AIM OF THE EXERCISE:
Can you transcribe every line exactly and leave the pictures behind?

─── SUPPLIED RECORDS

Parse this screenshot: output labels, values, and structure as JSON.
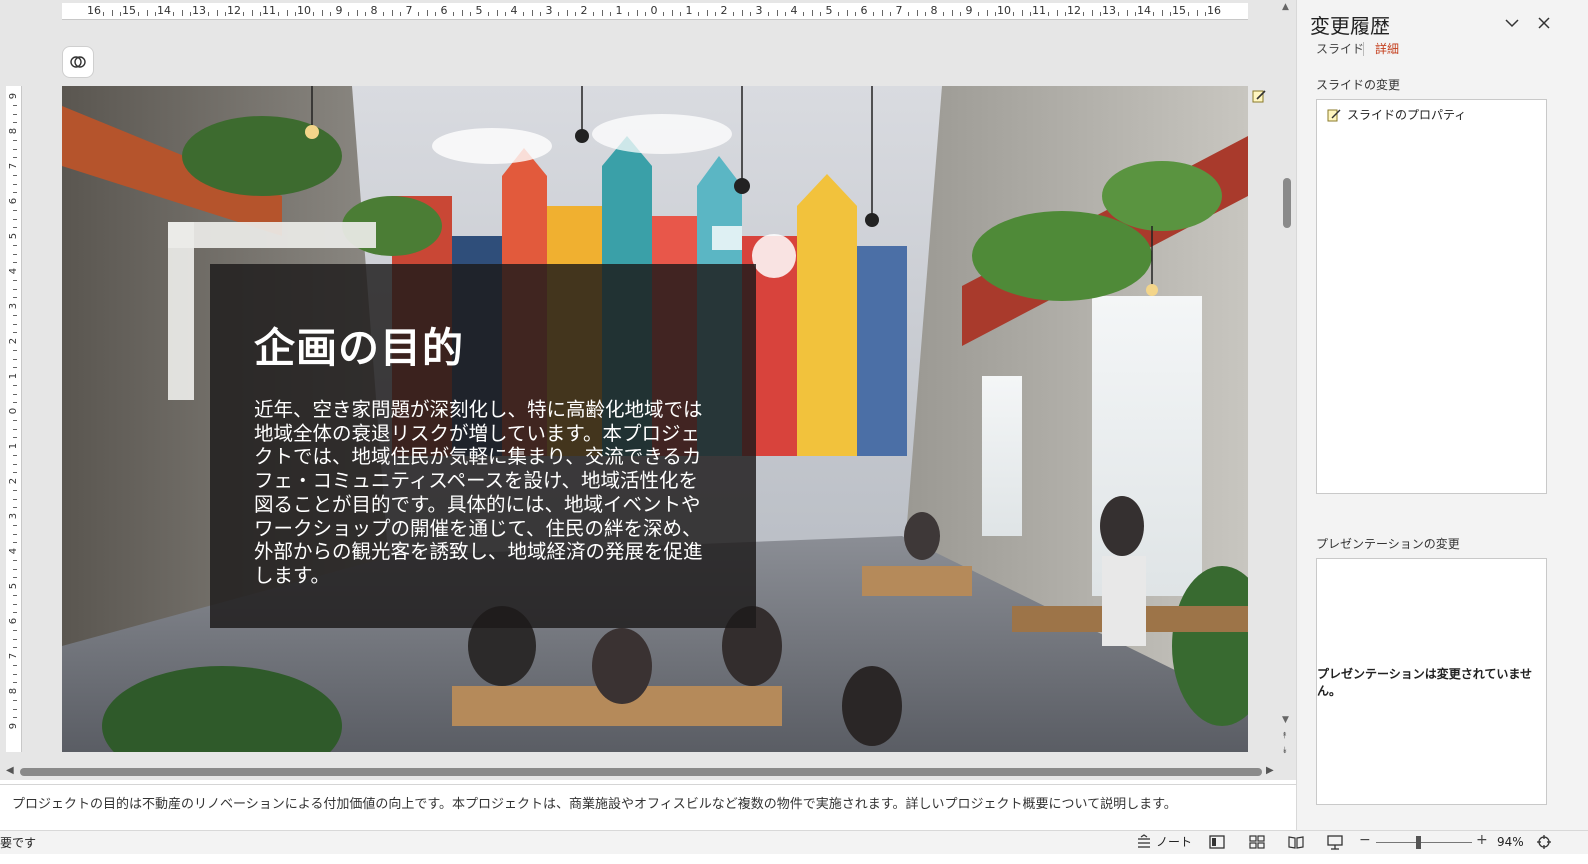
{
  "ruler": {
    "horizontal_labels": [
      "16",
      "15",
      "14",
      "13",
      "12",
      "11",
      "10",
      "9",
      "8",
      "7",
      "6",
      "5",
      "4",
      "3",
      "2",
      "1",
      "0",
      "1",
      "2",
      "3",
      "4",
      "5",
      "6",
      "7",
      "8",
      "9",
      "10",
      "11",
      "12",
      "13",
      "14",
      "15",
      "16"
    ],
    "vertical_labels": [
      "9",
      "8",
      "7",
      "6",
      "5",
      "4",
      "3",
      "2",
      "1",
      "0",
      "1",
      "2",
      "3",
      "4",
      "5",
      "6",
      "7",
      "8",
      "9"
    ]
  },
  "slide": {
    "title": "企画の目的",
    "body": "近年、空き家問題が深刻化し、特に高齢化地域では地域全体の衰退リスクが増しています。本プロジェクトでは、地域住民が気軽に集まり、交流できるカフェ・コミュニティスペースを設け、地域活性化を図ることが目的です。具体的には、地域イベントやワークショップの開催を通じて、住民の絆を深め、外部からの観光客を誘致し、地域経済の発展を促進します。"
  },
  "notes": {
    "text": "プロジェクトの目的は不動産のリノベーションによる付加価値の向上です。本プロジェクトは、商業施設やオフィスビルなど複数の物件で実施されます。詳しいプロジェクト概要について説明します。"
  },
  "pane": {
    "title": "変更履歴",
    "tabs": [
      {
        "label": "スライド",
        "active": false
      },
      {
        "label": "詳細",
        "active": true
      }
    ],
    "slide_changes_label": "スライドの変更",
    "slide_changes_items": [
      "スライドのプロパティ"
    ],
    "presentation_changes_label": "プレゼンテーションの変更",
    "presentation_empty_message": "プレゼンテーションは変更されていません。"
  },
  "status": {
    "left_text": "要です",
    "notes_label": "ノート",
    "zoom": "94%",
    "zoom_fraction": 0.44
  },
  "icons": [
    "copilot-icon",
    "edit-marker-icon",
    "chevron-down-icon",
    "close-icon",
    "slide-property-icon",
    "notes-icon",
    "normal-view-icon",
    "slide-sorter-icon",
    "reading-view-icon",
    "slideshow-icon",
    "fit-slide-icon"
  ],
  "colors": {
    "accent": "#c43e1c",
    "panel": "#1c1a1a",
    "pane_bg": "#f3f3f3"
  }
}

──────

REPLY TO THE TASK:
Parse this screenshot: output labels, values, and structure as JSON.
{
  "ruler": {
    "horizontal_labels": [
      "16",
      "15",
      "14",
      "13",
      "12",
      "11",
      "10",
      "9",
      "8",
      "7",
      "6",
      "5",
      "4",
      "3",
      "2",
      "1",
      "0",
      "1",
      "2",
      "3",
      "4",
      "5",
      "6",
      "7",
      "8",
      "9",
      "10",
      "11",
      "12",
      "13",
      "14",
      "15",
      "16"
    ],
    "vertical_labels": [
      "9",
      "8",
      "7",
      "6",
      "5",
      "4",
      "3",
      "2",
      "1",
      "0",
      "1",
      "2",
      "3",
      "4",
      "5",
      "6",
      "7",
      "8",
      "9"
    ]
  },
  "slide": {
    "title": "企画の目的",
    "body": "近年、空き家問題が深刻化し、特に高齢化地域では地域全体の衰退リスクが増しています。本プロジェクトでは、地域住民が気軽に集まり、交流できるカフェ・コミュニティスペースを設け、地域活性化を図ることが目的です。具体的には、地域イベントやワークショップの開催を通じて、住民の絆を深め、外部からの観光客を誘致し、地域経済の発展を促進します。"
  },
  "notes": {
    "text": "プロジェクトの目的は不動産のリノベーションによる付加価値の向上です。本プロジェクトは、商業施設やオフィスビルなど複数の物件で実施されます。詳しいプロジェクト概要について説明します。"
  },
  "pane": {
    "title": "変更履歴",
    "tabs": [
      {
        "label": "スライド",
        "active": false
      },
      {
        "label": "詳細",
        "active": true
      }
    ],
    "slide_changes_label": "スライドの変更",
    "slide_changes_items": [
      "スライドのプロパティ"
    ],
    "presentation_changes_label": "プレゼンテーションの変更",
    "presentation_empty_message": "プレゼンテーションは変更されていません。"
  },
  "status": {
    "left_text": "要です",
    "notes_label": "ノート",
    "zoom": "94%",
    "zoom_fraction": 0.44
  },
  "icons": [
    "copilot-icon",
    "edit-marker-icon",
    "chevron-down-icon",
    "close-icon",
    "slide-property-icon",
    "notes-icon",
    "normal-view-icon",
    "slide-sorter-icon",
    "reading-view-icon",
    "slideshow-icon",
    "fit-slide-icon"
  ],
  "colors": {
    "accent": "#c43e1c",
    "panel": "#1c1a1a",
    "pane_bg": "#f3f3f3"
  }
}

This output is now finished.